(The problem) Provide an exact copy of the data, excluding the images.

(Extracted data entries)
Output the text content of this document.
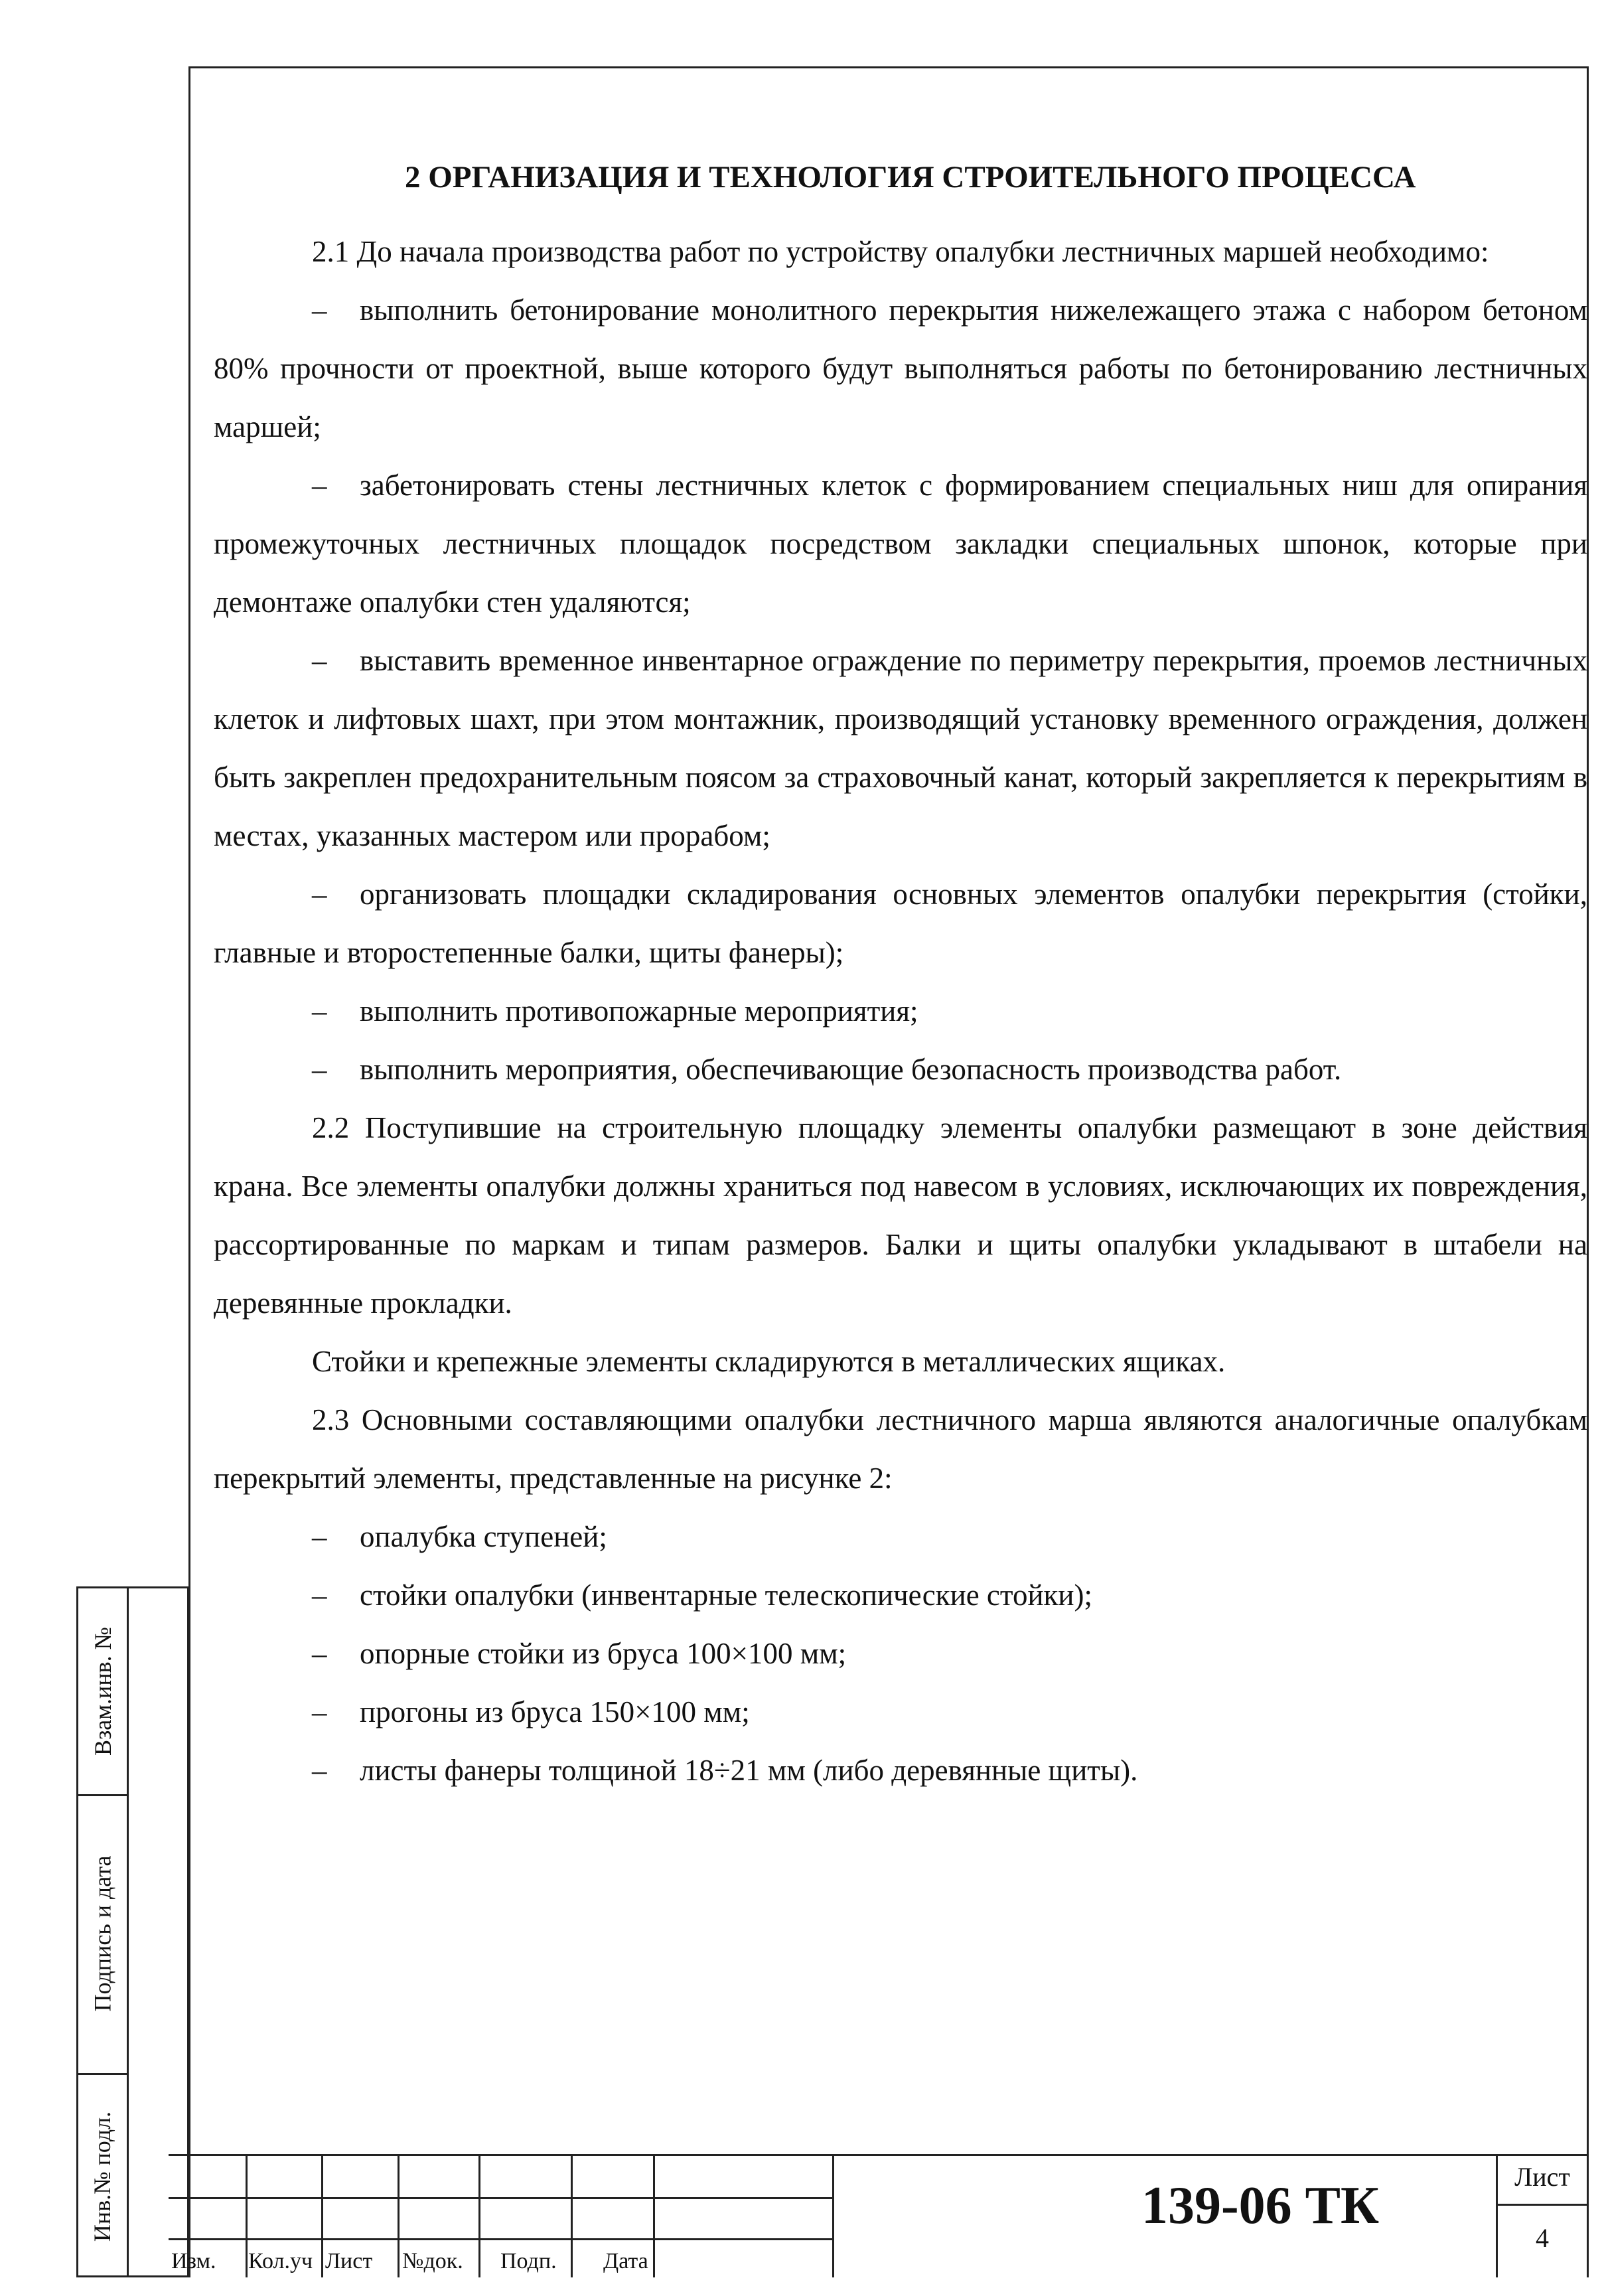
2 ОРГАНИЗАЦИЯ И ТЕХНОЛОГИЯ СТРОИТЕЛЬНОГО ПРОЦЕССА

2.1 До начала производства работ по устройству опалубки лестничных маршей необходимо:

– выполнить бетонирование монолитного перекрытия нижележащего этажа с набором бетоном 80% прочности от проектной, выше которого будут выполняться работы по бетонированию лестничных маршей;

– забетонировать стены лестничных клеток с формированием специальных ниш для опирания промежуточных лестничных площадок посредством закладки специальных шпонок, которые при демонтаже опалубки стен удаляются;

– выставить временное инвентарное ограждение по периметру перекрытия, проемов лестничных клеток и лифтовых шахт, при этом монтажник, производящий установку временного ограждения, должен быть закреплен предохранительным поясом за страховочный канат, который закрепляется к перекрытиям в местах, указанных мастером или прорабом;

– организовать площадки складирования основных элементов опалубки перекрытия (стойки, главные и второстепенные балки, щиты фанеры);

– выполнить противопожарные мероприятия;

– выполнить мероприятия, обеспечивающие безопасность производства работ.

2.2 Поступившие на строительную площадку элементы опалубки размещают в зоне действия крана. Все элементы опалубки должны храниться под навесом в условиях, исключающих их повреждения, рассортированные по маркам и типам размеров. Балки и щиты опалубки укладывают в штабели на деревянные прокладки.

Стойки и крепежные элементы складируются в металлических ящиках.

2.3 Основными составляющими опалубки лестничного марша являются аналогичные опалубкам перекрытий элементы, представленные на рисунке 2:

– опалубка ступеней;

– стойки опалубки (инвентарные телескопические стойки);

– опорные стойки из бруса 100×100 мм;

– прогоны из бруса 150×100 мм;

– листы фанеры толщиной 18÷21 мм (либо деревянные щиты).

Взам.инв. №
Подпись и дата
Инв.№ подл.
Изм.	Кол.уч Лист №док. Подп. Дата
139-06 ТК	Лист
4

(Result for this exercise)
Output the text content of this document.
2 ОРГАНИЗАЦИЯ И ТЕХНОЛОГИЯ СТРОИТЕЛЬНОГО ПРОЦЕССА

2.1 До начала производства работ по устройству опалубки лестничных маршей необходимо:

– выполнить бетонирование монолитного перекрытия нижележащего этажа с набором бетоном 80% прочности от проектной, выше которого будут выполняться работы по бетонированию лестничных маршей;

– забетонировать стены лестничных клеток с формированием специальных ниш для опирания промежуточных лестничных площадок посредством закладки специальных шпонок, которые при демонтаже опалубки стен удаляются;

– выставить временное инвентарное ограждение по периметру перекрытия, проемов лестничных клеток и лифтовых шахт, при этом монтажник, производящий установку временного ограждения, должен быть закреплен предохранительным поясом за страховочный канат, который закрепляется к перекрытиям в местах, указанных мастером или прорабом;

– организовать площадки складирования основных элементов опалубки перекрытия (стойки, главные и второстепенные балки, щиты фанеры);

– выполнить противопожарные мероприятия;

– выполнить мероприятия, обеспечивающие безопасность производства работ.

2.2 Поступившие на строительную площадку элементы опалубки размещают в зоне действия крана. Все элементы опалубки должны храниться под навесом в условиях, исключающих их повреждения, рассортированные по маркам и типам размеров. Балки и щиты опалубки укладывают в штабели на деревянные прокладки.

Стойки и крепежные элементы складируются в металлических ящиках.

2.3 Основными составляющими опалубки лестничного марша являются аналогичные опалубкам перекрытий элементы, представленные на рисунке 2:

– опалубка ступеней;

– стойки опалубки (инвентарные телескопические стойки);

– опорные стойки из бруса 100×100 мм;

– прогоны из бруса 150×100 мм;

– листы фанеры толщиной 18÷21 мм (либо деревянные щиты).

Взам.инв. №
Подпись и дата
Инв.№ подл.
Изм.	Кол.уч Лист №док. Подп. Дата
139-06 ТК	Лист
4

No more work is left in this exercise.